*Exercise instructions*. Pick out each line containing the string "regi".
--- Data shown ---
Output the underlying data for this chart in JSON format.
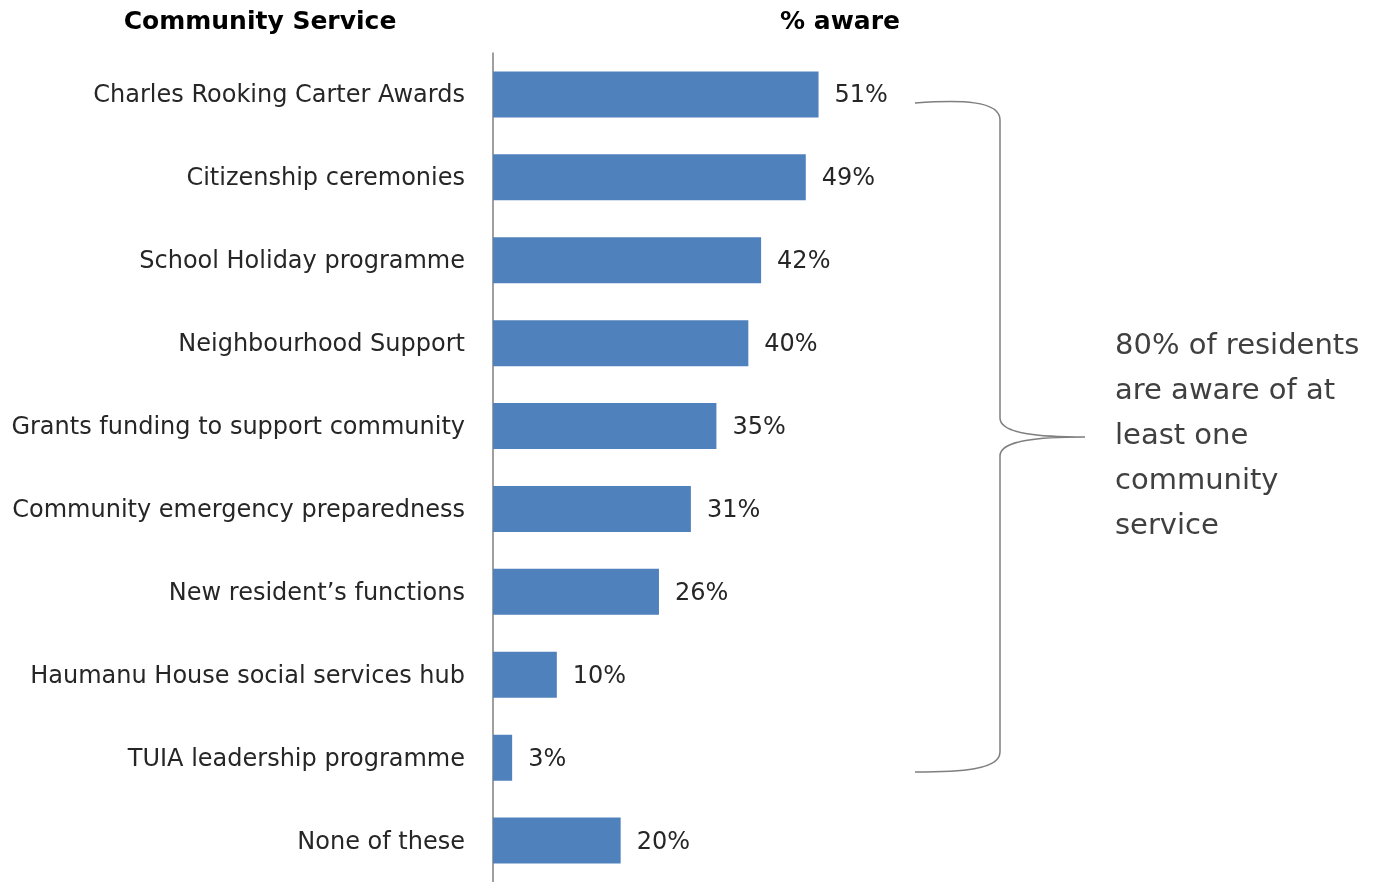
{
  "chart_data": {
    "type": "bar",
    "orientation": "horizontal",
    "ylabel": "Community Service",
    "xlabel": "% aware",
    "categories": [
      "Charles Rooking Carter Awards",
      "Citizenship ceremonies",
      "School Holiday programme",
      "Neighbourhood Support",
      "Grants funding to support community",
      "Community emergency preparedness",
      "New resident’s functions",
      "Haumanu House social services hub",
      "TUIA leadership programme",
      "None of these"
    ],
    "values": [
      51,
      49,
      42,
      40,
      35,
      31,
      26,
      10,
      3,
      20
    ],
    "value_labels": [
      "51%",
      "49%",
      "42%",
      "40%",
      "35%",
      "31%",
      "26%",
      "10%",
      "3%",
      "20%"
    ],
    "color": "#4f81bd",
    "tick_labels": "y",
    "annotations": [
      "80% of residents are aware of at least one community service"
    ]
  }
}
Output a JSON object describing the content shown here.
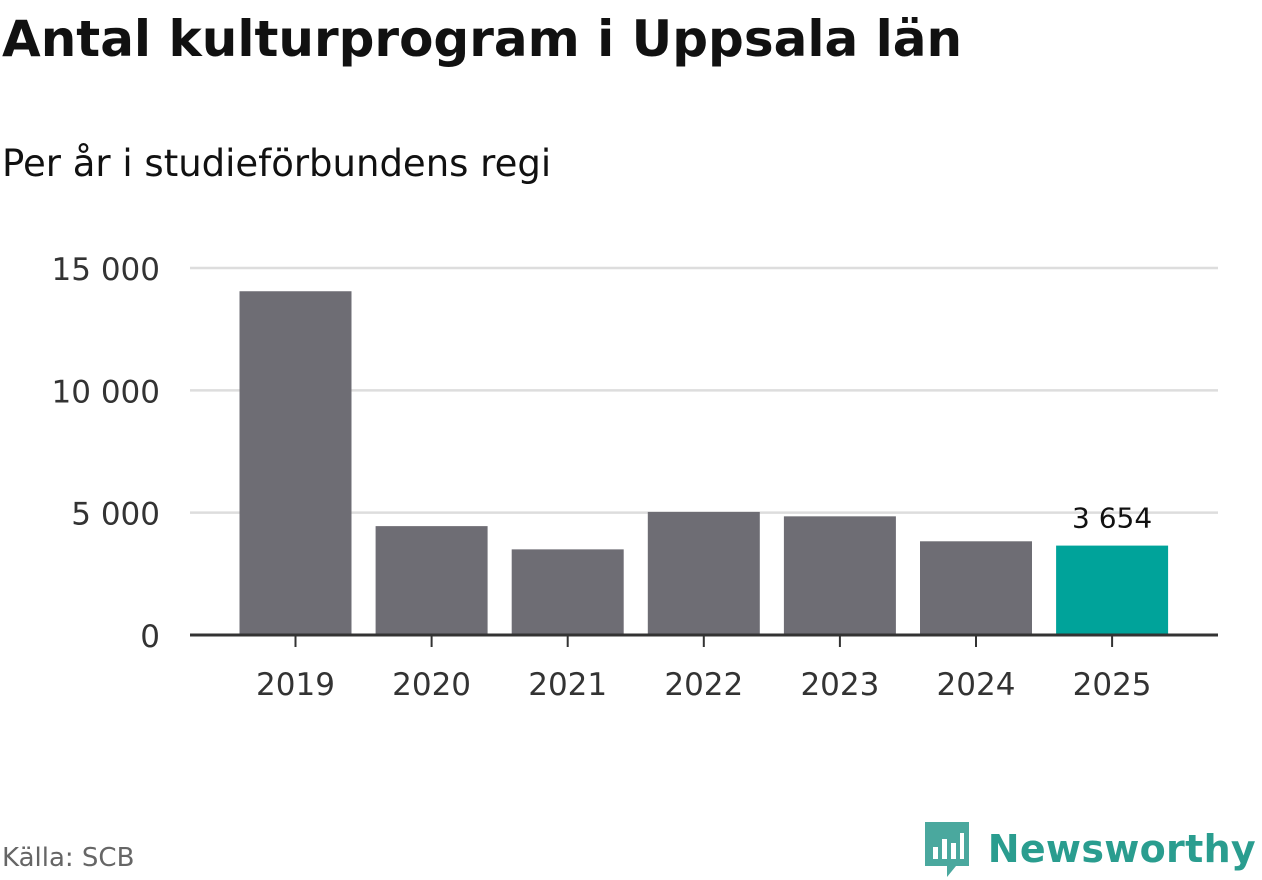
{
  "header": {
    "title": "Antal kulturprogram i Uppsala län",
    "subtitle": "Per år i studieförbundens regi"
  },
  "footer": {
    "source": "Källa: SCB",
    "brand_name": "Newsworthy",
    "brand_icon": "newsworthy-logo-icon"
  },
  "colors": {
    "bar": "#6e6d74",
    "highlight": "#00a39a",
    "grid": "#dddddd",
    "axis": "#333333",
    "brand": "#2a9d8f"
  },
  "chart_data": {
    "type": "bar",
    "title": "Antal kulturprogram i Uppsala län",
    "subtitle": "Per år i studieförbundens regi",
    "xlabel": "",
    "ylabel": "",
    "categories": [
      "2019",
      "2020",
      "2021",
      "2022",
      "2023",
      "2024",
      "2025"
    ],
    "values": [
      14050,
      4450,
      3500,
      5030,
      4850,
      3830,
      3654
    ],
    "highlight_index": 6,
    "annotations": [
      {
        "category": "2025",
        "text": "3 654"
      }
    ],
    "ylim": [
      0,
      15000
    ],
    "yticks": [
      0,
      5000,
      10000,
      15000
    ],
    "ytick_labels": [
      "0",
      "5 000",
      "10 000",
      "15 000"
    ],
    "grid": true,
    "legend": "none"
  }
}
---
*Output below*.
    "subtitle": "Per år i studieförbundens regi"
    "subtitle": "Per år i studieförbundens regi",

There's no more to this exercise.